WHAT IS ASKED | Output all of the data below exactly as given.

......

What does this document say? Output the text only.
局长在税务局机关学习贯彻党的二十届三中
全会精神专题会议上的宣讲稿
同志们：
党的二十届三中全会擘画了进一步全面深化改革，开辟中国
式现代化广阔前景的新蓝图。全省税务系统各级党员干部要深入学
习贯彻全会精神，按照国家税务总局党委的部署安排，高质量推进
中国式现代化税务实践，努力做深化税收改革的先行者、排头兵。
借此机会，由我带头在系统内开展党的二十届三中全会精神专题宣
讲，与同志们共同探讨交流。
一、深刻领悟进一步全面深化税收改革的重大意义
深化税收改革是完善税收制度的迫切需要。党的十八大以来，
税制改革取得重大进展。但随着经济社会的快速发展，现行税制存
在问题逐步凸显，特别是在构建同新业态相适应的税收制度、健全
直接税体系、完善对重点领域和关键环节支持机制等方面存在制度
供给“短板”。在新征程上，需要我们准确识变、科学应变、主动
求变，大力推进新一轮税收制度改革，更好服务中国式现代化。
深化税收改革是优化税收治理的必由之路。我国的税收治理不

......

RESPONSE TO THE TASK |
What does this document say? Output the text only.
局长在税务局机关学习贯彻党的二十届三中
全会精神专题会议上的宣讲稿
同志们：
党的二十届三中全会擘画了进一步全面深化改革，开辟中国
式现代化广阔前景的新蓝图。全省税务系统各级党员干部要深入学
习贯彻全会精神，按照国家税务总局党委的部署安排，高质量推进
中国式现代化税务实践，努力做深化税收改革的先行者、排头兵。
借此机会，由我带头在系统内开展党的二十届三中全会精神专题宣
讲，与同志们共同探讨交流。
一、深刻领悟进一步全面深化税收改革的重大意义
深化税收改革是完善税收制度的迫切需要。党的十八大以来，
税制改革取得重大进展。但随着经济社会的快速发展，现行税制存
在问题逐步凸显，特别是在构建同新业态相适应的税收制度、健全
直接税体系、完善对重点领域和关键环节支持机制等方面存在制度
供给“短板”。在新征程上，需要我们准确识变、科学应变、主动
求变，大力推进新一轮税收制度改革，更好服务中国式现代化。
深化税收改革是优化税收治理的必由之路。我国的税收治理不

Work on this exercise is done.